Reproduce the material below word for word, omitting the picture from your answer.

○ ○ ○

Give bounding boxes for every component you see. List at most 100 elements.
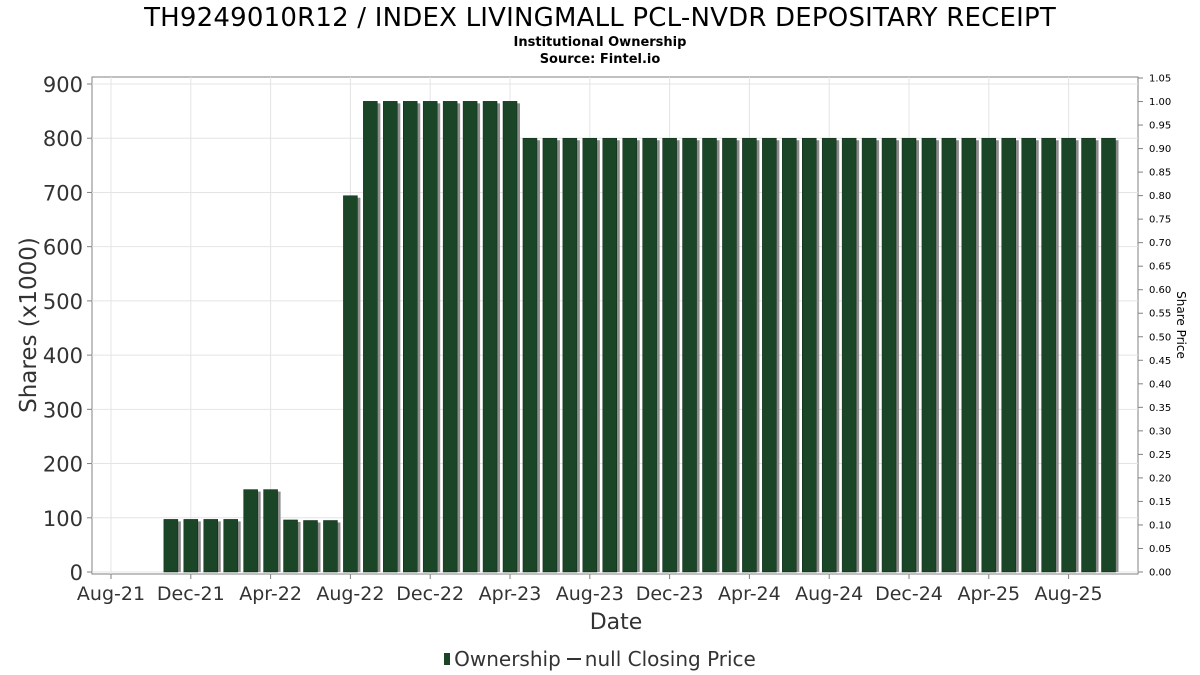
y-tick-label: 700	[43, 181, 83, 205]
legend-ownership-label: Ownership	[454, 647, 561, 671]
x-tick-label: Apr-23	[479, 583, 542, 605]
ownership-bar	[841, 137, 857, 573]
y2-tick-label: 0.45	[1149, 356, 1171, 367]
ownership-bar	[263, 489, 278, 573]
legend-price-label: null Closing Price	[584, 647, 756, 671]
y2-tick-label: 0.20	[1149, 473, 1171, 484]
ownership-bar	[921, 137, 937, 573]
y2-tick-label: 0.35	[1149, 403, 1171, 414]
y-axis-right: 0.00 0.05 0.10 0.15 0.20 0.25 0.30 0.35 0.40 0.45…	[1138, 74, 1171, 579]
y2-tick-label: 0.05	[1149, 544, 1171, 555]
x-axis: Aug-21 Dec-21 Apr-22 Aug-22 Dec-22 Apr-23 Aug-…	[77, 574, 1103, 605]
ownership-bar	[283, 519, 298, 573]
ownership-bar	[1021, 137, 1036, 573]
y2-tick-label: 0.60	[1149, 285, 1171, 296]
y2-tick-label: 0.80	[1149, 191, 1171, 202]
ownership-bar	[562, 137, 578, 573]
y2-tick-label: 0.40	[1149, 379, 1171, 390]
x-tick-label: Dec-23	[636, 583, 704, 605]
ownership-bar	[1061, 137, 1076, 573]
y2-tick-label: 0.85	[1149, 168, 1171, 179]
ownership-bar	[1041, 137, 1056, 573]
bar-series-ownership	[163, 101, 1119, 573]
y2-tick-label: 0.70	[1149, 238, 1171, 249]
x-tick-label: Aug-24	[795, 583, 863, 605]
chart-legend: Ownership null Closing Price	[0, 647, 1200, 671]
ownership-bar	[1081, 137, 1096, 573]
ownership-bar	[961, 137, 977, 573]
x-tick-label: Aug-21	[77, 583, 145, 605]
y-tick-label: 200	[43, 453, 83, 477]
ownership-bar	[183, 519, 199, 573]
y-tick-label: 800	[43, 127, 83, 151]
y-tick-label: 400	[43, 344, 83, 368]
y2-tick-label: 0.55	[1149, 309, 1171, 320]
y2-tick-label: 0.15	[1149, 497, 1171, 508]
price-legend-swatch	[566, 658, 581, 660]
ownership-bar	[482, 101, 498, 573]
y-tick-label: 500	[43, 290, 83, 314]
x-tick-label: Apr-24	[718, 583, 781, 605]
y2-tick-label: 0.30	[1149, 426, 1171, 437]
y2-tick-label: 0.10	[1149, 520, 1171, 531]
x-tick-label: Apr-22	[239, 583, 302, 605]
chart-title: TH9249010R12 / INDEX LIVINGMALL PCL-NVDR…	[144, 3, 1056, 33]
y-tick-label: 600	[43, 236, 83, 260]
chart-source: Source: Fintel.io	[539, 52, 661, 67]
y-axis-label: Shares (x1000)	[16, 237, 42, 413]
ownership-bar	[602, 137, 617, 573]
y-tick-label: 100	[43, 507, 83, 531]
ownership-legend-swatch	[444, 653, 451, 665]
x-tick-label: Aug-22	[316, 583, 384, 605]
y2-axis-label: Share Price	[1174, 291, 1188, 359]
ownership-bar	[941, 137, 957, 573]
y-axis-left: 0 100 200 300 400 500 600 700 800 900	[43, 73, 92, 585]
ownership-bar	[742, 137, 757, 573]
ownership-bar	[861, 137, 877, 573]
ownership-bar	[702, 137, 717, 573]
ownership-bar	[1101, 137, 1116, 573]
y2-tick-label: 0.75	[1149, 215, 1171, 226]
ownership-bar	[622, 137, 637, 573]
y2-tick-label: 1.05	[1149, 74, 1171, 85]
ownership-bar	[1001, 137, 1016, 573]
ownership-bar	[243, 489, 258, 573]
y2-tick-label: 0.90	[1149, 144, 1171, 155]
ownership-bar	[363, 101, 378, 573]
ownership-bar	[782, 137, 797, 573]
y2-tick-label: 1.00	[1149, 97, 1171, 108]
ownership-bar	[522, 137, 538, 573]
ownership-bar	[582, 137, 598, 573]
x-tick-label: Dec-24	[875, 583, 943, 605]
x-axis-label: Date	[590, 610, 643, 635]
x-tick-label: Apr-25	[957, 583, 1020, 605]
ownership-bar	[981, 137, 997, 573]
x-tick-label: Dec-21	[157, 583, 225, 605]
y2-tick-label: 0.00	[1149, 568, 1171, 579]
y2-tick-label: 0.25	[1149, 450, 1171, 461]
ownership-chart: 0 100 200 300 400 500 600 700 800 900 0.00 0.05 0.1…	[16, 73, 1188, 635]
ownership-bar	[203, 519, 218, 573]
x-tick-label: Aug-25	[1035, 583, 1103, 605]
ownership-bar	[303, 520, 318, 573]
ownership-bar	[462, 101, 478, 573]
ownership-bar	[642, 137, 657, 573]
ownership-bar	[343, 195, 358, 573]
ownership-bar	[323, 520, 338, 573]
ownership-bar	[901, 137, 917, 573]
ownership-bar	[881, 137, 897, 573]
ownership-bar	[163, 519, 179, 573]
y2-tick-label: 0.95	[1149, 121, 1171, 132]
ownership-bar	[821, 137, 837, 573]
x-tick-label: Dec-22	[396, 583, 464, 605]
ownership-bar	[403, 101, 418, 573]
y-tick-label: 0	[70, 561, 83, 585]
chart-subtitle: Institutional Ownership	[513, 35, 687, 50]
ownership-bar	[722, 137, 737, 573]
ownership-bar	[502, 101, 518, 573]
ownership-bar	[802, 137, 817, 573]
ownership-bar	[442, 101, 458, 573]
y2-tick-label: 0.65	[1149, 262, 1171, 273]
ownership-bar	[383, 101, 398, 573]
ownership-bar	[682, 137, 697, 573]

○ ○ ○

> _Written response_
Give bounding boxes for every component you see. List at most 100 elements.
y-tick-label: 700	[43, 181, 83, 205]
legend-ownership-label: Ownership	[454, 647, 561, 671]
x-tick-label: Apr-23	[479, 583, 542, 605]
ownership-bar	[841, 137, 857, 573]
y2-tick-label: 0.45	[1149, 356, 1171, 367]
ownership-bar	[263, 489, 278, 573]
legend-price-label: null Closing Price	[584, 647, 756, 671]
y2-tick-label: 0.20	[1149, 473, 1171, 484]
ownership-bar	[921, 137, 937, 573]
y2-tick-label: 0.35	[1149, 403, 1171, 414]
y-axis-right: 0.00 0.05 0.10 0.15 0.20 0.25 0.30 0.35 0.40 0.45…	[1138, 74, 1171, 579]
y2-tick-label: 0.05	[1149, 544, 1171, 555]
x-axis: Aug-21 Dec-21 Apr-22 Aug-22 Dec-22 Apr-23 Aug-…	[77, 574, 1103, 605]
ownership-bar	[283, 519, 298, 573]
ownership-bar	[1021, 137, 1036, 573]
y2-tick-label: 0.60	[1149, 285, 1171, 296]
y2-tick-label: 0.80	[1149, 191, 1171, 202]
ownership-bar	[562, 137, 578, 573]
y2-tick-label: 0.40	[1149, 379, 1171, 390]
x-tick-label: Dec-23	[636, 583, 704, 605]
ownership-bar	[1061, 137, 1076, 573]
y2-tick-label: 0.85	[1149, 168, 1171, 179]
ownership-bar	[1041, 137, 1056, 573]
bar-series-ownership	[163, 101, 1119, 573]
y2-tick-label: 0.70	[1149, 238, 1171, 249]
x-tick-label: Aug-24	[795, 583, 863, 605]
chart-legend: Ownership null Closing Price	[0, 647, 1200, 671]
ownership-bar	[1081, 137, 1096, 573]
ownership-bar	[961, 137, 977, 573]
x-tick-label: Aug-21	[77, 583, 145, 605]
y-tick-label: 200	[43, 453, 83, 477]
ownership-bar	[183, 519, 199, 573]
y-tick-label: 800	[43, 127, 83, 151]
y-tick-label: 400	[43, 344, 83, 368]
y2-tick-label: 0.55	[1149, 309, 1171, 320]
y2-tick-label: 0.15	[1149, 497, 1171, 508]
price-legend-swatch	[566, 658, 581, 660]
ownership-bar	[482, 101, 498, 573]
y-tick-label: 500	[43, 290, 83, 314]
x-tick-label: Apr-24	[718, 583, 781, 605]
y2-tick-label: 0.30	[1149, 426, 1171, 437]
y2-tick-label: 0.10	[1149, 520, 1171, 531]
x-tick-label: Apr-22	[239, 583, 302, 605]
chart-title: TH9249010R12 / INDEX LIVINGMALL PCL-NVDR…	[144, 3, 1056, 33]
y-tick-label: 600	[43, 236, 83, 260]
chart-source: Source: Fintel.io	[539, 52, 661, 67]
y-axis-label: Shares (x1000)	[16, 237, 42, 413]
ownership-bar	[602, 137, 617, 573]
y-tick-label: 100	[43, 507, 83, 531]
ownership-legend-swatch	[444, 653, 451, 665]
x-tick-label: Aug-22	[316, 583, 384, 605]
y2-axis-label: Share Price	[1174, 291, 1188, 359]
ownership-bar	[941, 137, 957, 573]
y-axis-left: 0 100 200 300 400 500 600 700 800 900	[43, 73, 92, 585]
ownership-bar	[742, 137, 757, 573]
ownership-bar	[861, 137, 877, 573]
ownership-bar	[702, 137, 717, 573]
ownership-bar	[1101, 137, 1116, 573]
y2-tick-label: 0.75	[1149, 215, 1171, 226]
ownership-bar	[622, 137, 637, 573]
y2-tick-label: 1.05	[1149, 74, 1171, 85]
ownership-bar	[1001, 137, 1016, 573]
ownership-bar	[243, 489, 258, 573]
y2-tick-label: 0.90	[1149, 144, 1171, 155]
ownership-bar	[363, 101, 378, 573]
ownership-bar	[782, 137, 797, 573]
y2-tick-label: 1.00	[1149, 97, 1171, 108]
ownership-bar	[522, 137, 538, 573]
ownership-bar	[582, 137, 598, 573]
x-tick-label: Dec-24	[875, 583, 943, 605]
x-axis-label: Date	[590, 610, 643, 635]
x-tick-label: Apr-25	[957, 583, 1020, 605]
ownership-bar	[981, 137, 997, 573]
x-tick-label: Dec-21	[157, 583, 225, 605]
y2-tick-label: 0.00	[1149, 568, 1171, 579]
y2-tick-label: 0.25	[1149, 450, 1171, 461]
ownership-chart: 0 100 200 300 400 500 600 700 800 900 0.00 0.05 0.1…	[16, 73, 1188, 635]
ownership-bar	[203, 519, 218, 573]
x-tick-label: Aug-25	[1035, 583, 1103, 605]
ownership-bar	[303, 520, 318, 573]
ownership-bar	[462, 101, 478, 573]
ownership-bar	[642, 137, 657, 573]
ownership-bar	[343, 195, 358, 573]
ownership-bar	[323, 520, 338, 573]
ownership-bar	[901, 137, 917, 573]
ownership-bar	[881, 137, 897, 573]
ownership-bar	[163, 519, 179, 573]
y2-tick-label: 0.95	[1149, 121, 1171, 132]
ownership-bar	[821, 137, 837, 573]
x-tick-label: Dec-22	[396, 583, 464, 605]
ownership-bar	[403, 101, 418, 573]
y-tick-label: 0	[70, 561, 83, 585]
chart-subtitle: Institutional Ownership	[513, 35, 687, 50]
ownership-bar	[722, 137, 737, 573]
ownership-bar	[502, 101, 518, 573]
ownership-bar	[802, 137, 817, 573]
ownership-bar	[442, 101, 458, 573]
y2-tick-label: 0.65	[1149, 262, 1171, 273]
ownership-bar	[383, 101, 398, 573]
ownership-bar	[682, 137, 697, 573]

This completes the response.